Goal -> Check each line for the word "Синяков" and report how many have it. Give nothing else.

Dataset records ->

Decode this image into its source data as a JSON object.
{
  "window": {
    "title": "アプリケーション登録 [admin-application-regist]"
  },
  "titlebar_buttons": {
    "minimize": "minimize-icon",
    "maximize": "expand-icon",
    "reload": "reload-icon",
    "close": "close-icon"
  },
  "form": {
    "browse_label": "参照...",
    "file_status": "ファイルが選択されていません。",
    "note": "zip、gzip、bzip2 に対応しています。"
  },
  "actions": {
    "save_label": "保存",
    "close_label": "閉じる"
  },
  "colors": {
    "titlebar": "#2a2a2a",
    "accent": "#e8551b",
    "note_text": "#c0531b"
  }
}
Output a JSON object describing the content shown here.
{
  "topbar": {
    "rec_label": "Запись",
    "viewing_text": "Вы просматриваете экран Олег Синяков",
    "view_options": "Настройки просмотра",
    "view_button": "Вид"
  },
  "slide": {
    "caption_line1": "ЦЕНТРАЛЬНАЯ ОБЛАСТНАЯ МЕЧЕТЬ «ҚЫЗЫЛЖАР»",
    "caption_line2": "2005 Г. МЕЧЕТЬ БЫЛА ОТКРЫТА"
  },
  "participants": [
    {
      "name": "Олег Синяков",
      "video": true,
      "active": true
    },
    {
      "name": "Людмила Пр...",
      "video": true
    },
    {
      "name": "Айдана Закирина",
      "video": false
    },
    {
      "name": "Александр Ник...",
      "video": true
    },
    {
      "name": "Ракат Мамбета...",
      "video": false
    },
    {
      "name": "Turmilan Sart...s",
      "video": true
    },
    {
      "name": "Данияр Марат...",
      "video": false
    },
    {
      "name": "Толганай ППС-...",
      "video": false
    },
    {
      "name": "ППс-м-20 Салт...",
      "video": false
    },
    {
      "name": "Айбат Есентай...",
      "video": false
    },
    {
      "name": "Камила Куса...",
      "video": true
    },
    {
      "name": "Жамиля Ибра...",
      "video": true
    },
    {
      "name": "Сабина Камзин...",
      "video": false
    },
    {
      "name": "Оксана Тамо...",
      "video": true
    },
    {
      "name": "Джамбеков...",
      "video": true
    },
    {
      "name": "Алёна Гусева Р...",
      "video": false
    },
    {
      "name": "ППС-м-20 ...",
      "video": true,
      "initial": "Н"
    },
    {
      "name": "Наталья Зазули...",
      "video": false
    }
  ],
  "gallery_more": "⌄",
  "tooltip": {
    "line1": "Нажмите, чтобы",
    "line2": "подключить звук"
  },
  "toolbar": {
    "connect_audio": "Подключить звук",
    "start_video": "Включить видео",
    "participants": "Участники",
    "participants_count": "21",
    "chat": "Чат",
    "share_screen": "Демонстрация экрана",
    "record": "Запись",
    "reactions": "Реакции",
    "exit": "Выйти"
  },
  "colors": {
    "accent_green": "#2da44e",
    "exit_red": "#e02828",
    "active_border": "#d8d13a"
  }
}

Answer -> 2